# start of Dataset

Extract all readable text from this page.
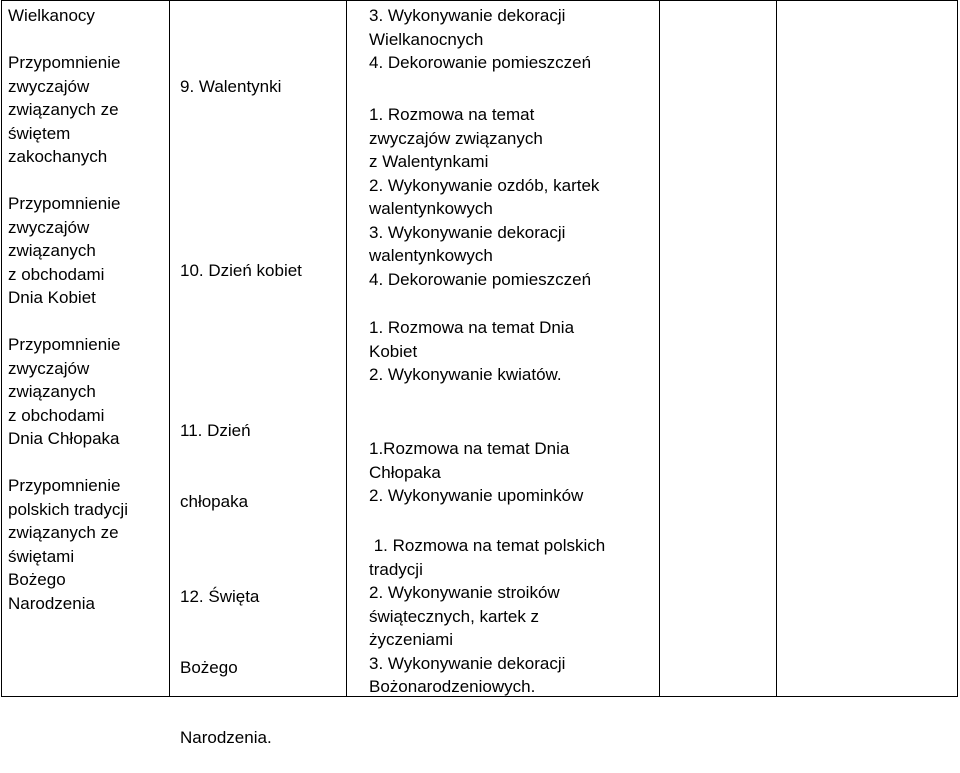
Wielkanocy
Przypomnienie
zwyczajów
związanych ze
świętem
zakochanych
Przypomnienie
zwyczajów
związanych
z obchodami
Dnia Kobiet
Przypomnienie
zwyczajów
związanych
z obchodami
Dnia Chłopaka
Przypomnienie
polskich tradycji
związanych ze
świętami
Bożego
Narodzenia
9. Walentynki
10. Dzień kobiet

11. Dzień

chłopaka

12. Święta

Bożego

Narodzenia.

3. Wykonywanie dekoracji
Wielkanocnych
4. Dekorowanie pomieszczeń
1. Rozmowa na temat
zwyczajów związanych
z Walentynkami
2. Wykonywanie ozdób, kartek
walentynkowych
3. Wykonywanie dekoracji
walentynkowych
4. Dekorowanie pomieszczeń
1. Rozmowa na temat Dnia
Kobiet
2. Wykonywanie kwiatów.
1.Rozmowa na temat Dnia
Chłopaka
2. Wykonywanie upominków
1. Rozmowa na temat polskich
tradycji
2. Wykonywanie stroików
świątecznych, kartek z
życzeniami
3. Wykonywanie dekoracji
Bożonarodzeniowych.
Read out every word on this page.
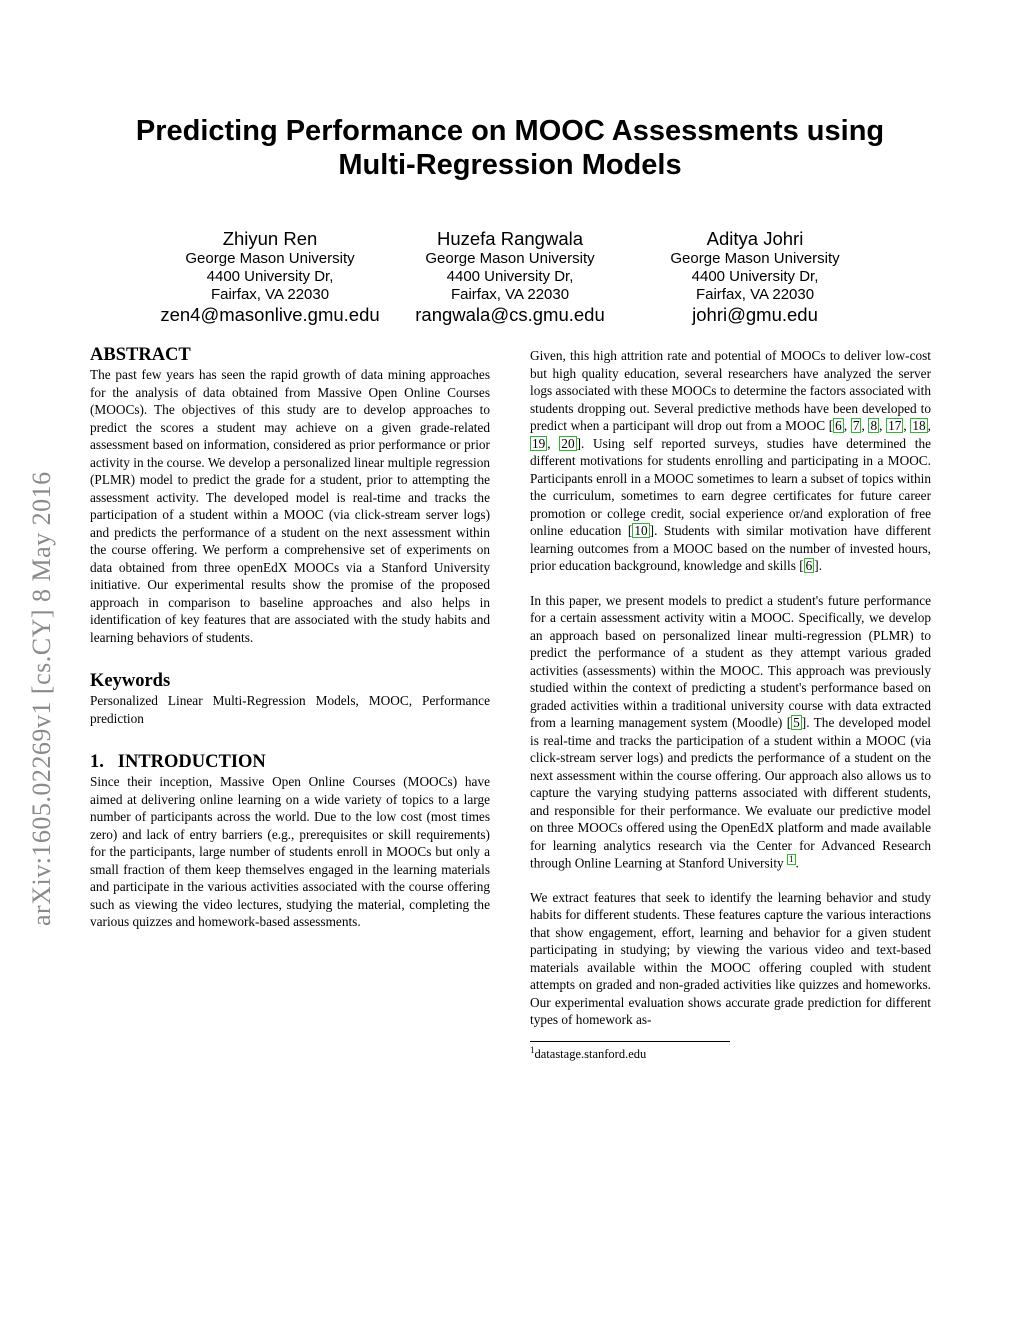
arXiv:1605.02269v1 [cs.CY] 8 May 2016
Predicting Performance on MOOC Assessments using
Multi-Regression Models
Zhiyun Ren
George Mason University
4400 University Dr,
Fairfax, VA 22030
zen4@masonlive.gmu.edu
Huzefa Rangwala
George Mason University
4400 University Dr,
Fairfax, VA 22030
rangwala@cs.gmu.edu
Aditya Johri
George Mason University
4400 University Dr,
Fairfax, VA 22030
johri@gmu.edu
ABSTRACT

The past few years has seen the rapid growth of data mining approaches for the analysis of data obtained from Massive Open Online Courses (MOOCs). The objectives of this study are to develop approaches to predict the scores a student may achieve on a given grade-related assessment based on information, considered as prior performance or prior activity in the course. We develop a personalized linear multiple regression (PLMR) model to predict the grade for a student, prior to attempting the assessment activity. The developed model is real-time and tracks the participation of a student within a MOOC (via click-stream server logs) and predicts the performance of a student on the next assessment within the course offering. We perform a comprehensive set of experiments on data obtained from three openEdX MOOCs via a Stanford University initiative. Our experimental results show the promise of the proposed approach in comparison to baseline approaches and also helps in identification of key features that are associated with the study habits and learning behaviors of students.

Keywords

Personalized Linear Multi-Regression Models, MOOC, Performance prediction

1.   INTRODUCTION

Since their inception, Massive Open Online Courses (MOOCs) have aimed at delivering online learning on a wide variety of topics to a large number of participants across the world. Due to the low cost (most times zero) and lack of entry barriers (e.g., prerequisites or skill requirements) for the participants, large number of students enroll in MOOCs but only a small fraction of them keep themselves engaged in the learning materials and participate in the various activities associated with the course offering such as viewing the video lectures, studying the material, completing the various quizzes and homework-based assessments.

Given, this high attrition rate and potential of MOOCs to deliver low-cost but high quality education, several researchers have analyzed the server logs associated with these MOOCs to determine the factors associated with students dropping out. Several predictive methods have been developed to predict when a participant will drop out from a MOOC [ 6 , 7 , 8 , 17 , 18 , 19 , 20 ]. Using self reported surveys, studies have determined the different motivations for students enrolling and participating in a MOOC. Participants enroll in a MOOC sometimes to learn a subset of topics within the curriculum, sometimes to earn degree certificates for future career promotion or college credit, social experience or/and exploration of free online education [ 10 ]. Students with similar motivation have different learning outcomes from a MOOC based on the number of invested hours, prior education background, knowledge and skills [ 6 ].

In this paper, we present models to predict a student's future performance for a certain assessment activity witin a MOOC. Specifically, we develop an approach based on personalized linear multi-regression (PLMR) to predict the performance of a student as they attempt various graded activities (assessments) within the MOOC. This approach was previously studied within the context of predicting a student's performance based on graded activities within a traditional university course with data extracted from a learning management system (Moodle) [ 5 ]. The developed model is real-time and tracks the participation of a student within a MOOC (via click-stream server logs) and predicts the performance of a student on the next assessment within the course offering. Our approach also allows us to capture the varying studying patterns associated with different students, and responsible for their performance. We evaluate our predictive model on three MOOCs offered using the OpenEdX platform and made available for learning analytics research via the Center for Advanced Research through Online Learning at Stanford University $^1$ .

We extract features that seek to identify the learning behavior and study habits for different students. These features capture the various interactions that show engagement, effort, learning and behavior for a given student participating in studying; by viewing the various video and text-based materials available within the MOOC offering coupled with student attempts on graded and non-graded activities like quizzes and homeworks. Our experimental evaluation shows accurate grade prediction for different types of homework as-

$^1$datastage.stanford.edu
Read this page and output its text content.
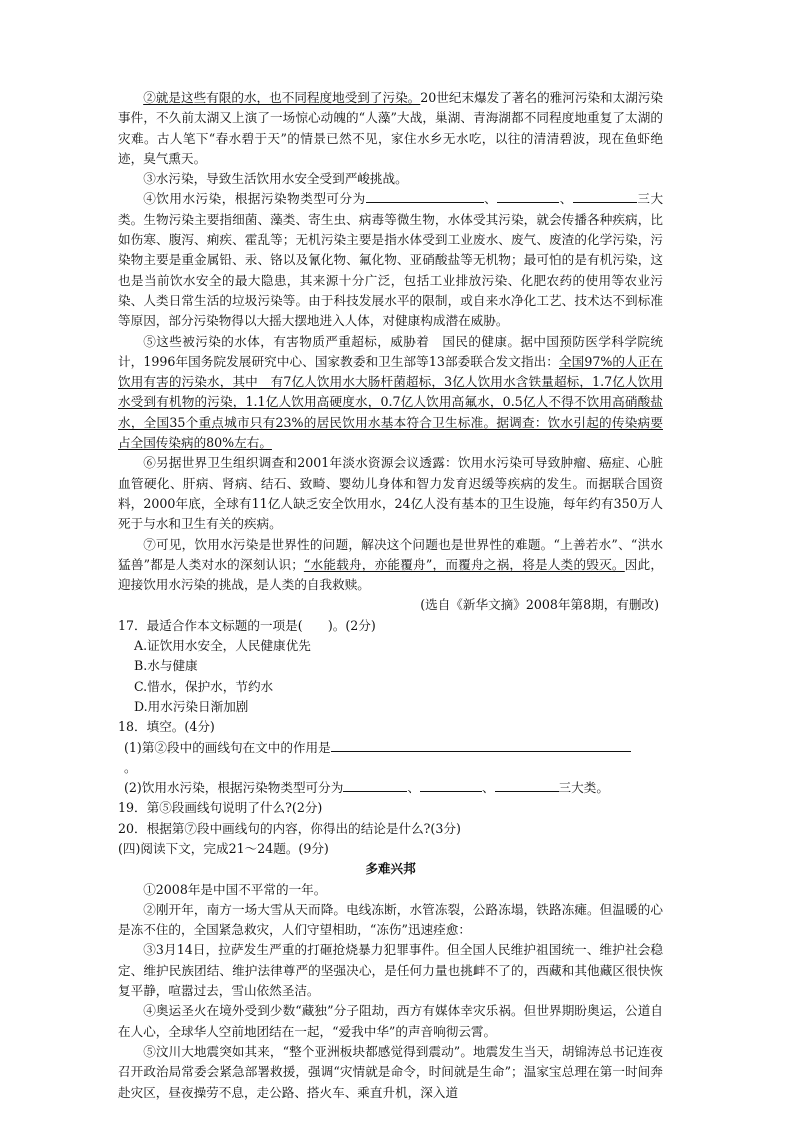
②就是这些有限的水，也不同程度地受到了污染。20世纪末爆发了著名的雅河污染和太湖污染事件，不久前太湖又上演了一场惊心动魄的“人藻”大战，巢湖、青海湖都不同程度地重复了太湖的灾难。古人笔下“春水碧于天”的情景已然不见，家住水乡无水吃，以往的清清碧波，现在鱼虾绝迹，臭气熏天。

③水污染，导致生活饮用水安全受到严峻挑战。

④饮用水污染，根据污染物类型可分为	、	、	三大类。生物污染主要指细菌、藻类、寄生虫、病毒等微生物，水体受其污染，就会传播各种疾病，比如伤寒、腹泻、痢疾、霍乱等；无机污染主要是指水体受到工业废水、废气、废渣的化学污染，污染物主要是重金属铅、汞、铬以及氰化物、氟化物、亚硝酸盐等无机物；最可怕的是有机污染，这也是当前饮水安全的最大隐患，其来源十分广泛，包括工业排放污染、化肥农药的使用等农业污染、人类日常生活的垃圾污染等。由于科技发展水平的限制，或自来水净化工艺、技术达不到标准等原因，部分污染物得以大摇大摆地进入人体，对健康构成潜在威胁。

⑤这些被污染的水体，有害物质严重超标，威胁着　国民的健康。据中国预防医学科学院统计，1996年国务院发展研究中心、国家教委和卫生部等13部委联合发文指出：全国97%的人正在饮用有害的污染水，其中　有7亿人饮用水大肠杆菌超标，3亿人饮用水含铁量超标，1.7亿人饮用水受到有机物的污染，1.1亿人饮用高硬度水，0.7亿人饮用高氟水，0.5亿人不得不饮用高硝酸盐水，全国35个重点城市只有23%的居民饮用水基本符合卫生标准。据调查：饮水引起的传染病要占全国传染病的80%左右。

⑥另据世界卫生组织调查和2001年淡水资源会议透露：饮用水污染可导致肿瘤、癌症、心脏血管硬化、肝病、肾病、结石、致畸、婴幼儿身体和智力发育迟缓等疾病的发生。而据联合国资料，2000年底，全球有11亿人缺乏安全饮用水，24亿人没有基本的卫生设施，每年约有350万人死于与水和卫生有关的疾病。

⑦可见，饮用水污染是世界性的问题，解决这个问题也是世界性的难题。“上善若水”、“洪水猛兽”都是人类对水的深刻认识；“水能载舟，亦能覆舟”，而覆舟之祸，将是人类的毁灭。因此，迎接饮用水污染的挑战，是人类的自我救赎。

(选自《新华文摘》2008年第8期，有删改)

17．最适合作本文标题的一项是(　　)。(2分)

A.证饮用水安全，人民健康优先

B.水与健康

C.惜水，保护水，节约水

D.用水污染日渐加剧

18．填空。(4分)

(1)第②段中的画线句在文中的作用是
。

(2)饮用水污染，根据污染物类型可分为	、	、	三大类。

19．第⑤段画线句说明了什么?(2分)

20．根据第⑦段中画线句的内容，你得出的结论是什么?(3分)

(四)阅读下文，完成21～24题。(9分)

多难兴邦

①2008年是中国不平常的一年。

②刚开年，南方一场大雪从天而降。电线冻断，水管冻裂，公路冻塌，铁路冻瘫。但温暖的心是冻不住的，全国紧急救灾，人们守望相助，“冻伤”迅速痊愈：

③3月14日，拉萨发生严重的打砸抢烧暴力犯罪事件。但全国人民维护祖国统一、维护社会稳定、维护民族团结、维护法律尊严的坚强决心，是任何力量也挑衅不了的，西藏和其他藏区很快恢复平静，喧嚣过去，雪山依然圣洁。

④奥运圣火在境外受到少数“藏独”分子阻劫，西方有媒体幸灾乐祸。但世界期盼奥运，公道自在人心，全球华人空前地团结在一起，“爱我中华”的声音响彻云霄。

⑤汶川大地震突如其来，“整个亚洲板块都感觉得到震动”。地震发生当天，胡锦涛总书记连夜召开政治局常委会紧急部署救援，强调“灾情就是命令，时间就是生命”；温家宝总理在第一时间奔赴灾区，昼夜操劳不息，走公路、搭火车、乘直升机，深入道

# end of Dataset

▸ Task to complete: Exactly the lines from the one with "Read this page and output its text content." through the end of the records should be written out, and only those. Pictures do not belong in the copy.

▸ Exercise response:
Read this page and output its text content.
②就是这些有限的水，也不同程度地受到了污染。20世纪末爆发了著名的雅河污染和太湖污染事件，不久前太湖又上演了一场惊心动魄的“人藻”大战，巢湖、青海湖都不同程度地重复了太湖的灾难。古人笔下“春水碧于天”的情景已然不见，家住水乡无水吃，以往的清清碧波，现在鱼虾绝迹，臭气熏天。

③水污染，导致生活饮用水安全受到严峻挑战。

④饮用水污染，根据污染物类型可分为	、	、	三大类。生物污染主要指细菌、藻类、寄生虫、病毒等微生物，水体受其污染，就会传播各种疾病，比如伤寒、腹泻、痢疾、霍乱等；无机污染主要是指水体受到工业废水、废气、废渣的化学污染，污染物主要是重金属铅、汞、铬以及氰化物、氟化物、亚硝酸盐等无机物；最可怕的是有机污染，这也是当前饮水安全的最大隐患，其来源十分广泛，包括工业排放污染、化肥农药的使用等农业污染、人类日常生活的垃圾污染等。由于科技发展水平的限制，或自来水净化工艺、技术达不到标准等原因，部分污染物得以大摇大摆地进入人体，对健康构成潜在威胁。

⑤这些被污染的水体，有害物质严重超标，威胁着　国民的健康。据中国预防医学科学院统计，1996年国务院发展研究中心、国家教委和卫生部等13部委联合发文指出：全国97%的人正在饮用有害的污染水，其中　有7亿人饮用水大肠杆菌超标，3亿人饮用水含铁量超标，1.7亿人饮用水受到有机物的污染，1.1亿人饮用高硬度水，0.7亿人饮用高氟水，0.5亿人不得不饮用高硝酸盐水，全国35个重点城市只有23%的居民饮用水基本符合卫生标准。据调查：饮水引起的传染病要占全国传染病的80%左右。

⑥另据世界卫生组织调查和2001年淡水资源会议透露：饮用水污染可导致肿瘤、癌症、心脏血管硬化、肝病、肾病、结石、致畸、婴幼儿身体和智力发育迟缓等疾病的发生。而据联合国资料，2000年底，全球有11亿人缺乏安全饮用水，24亿人没有基本的卫生设施，每年约有350万人死于与水和卫生有关的疾病。

⑦可见，饮用水污染是世界性的问题，解决这个问题也是世界性的难题。“上善若水”、“洪水猛兽”都是人类对水的深刻认识；“水能载舟，亦能覆舟”，而覆舟之祸，将是人类的毁灭。因此，迎接饮用水污染的挑战，是人类的自我救赎。

(选自《新华文摘》2008年第8期，有删改)

17．最适合作本文标题的一项是(　　)。(2分)

A.证饮用水安全，人民健康优先

B.水与健康

C.惜水，保护水，节约水

D.用水污染日渐加剧

18．填空。(4分)

(1)第②段中的画线句在文中的作用是
。

(2)饮用水污染，根据污染物类型可分为	、	、	三大类。

19．第⑤段画线句说明了什么?(2分)

20．根据第⑦段中画线句的内容，你得出的结论是什么?(3分)

(四)阅读下文，完成21～24题。(9分)

多难兴邦

①2008年是中国不平常的一年。

②刚开年，南方一场大雪从天而降。电线冻断，水管冻裂，公路冻塌，铁路冻瘫。但温暖的心是冻不住的，全国紧急救灾，人们守望相助，“冻伤”迅速痊愈：

③3月14日，拉萨发生严重的打砸抢烧暴力犯罪事件。但全国人民维护祖国统一、维护社会稳定、维护民族团结、维护法律尊严的坚强决心，是任何力量也挑衅不了的，西藏和其他藏区很快恢复平静，喧嚣过去，雪山依然圣洁。

④奥运圣火在境外受到少数“藏独”分子阻劫，西方有媒体幸灾乐祸。但世界期盼奥运，公道自在人心，全球华人空前地团结在一起，“爱我中华”的声音响彻云霄。

⑤汶川大地震突如其来，“整个亚洲板块都感觉得到震动”。地震发生当天，胡锦涛总书记连夜召开政治局常委会紧急部署救援，强调“灾情就是命令，时间就是生命”；温家宝总理在第一时间奔赴灾区，昼夜操劳不息，走公路、搭火车、乘直升机，深入道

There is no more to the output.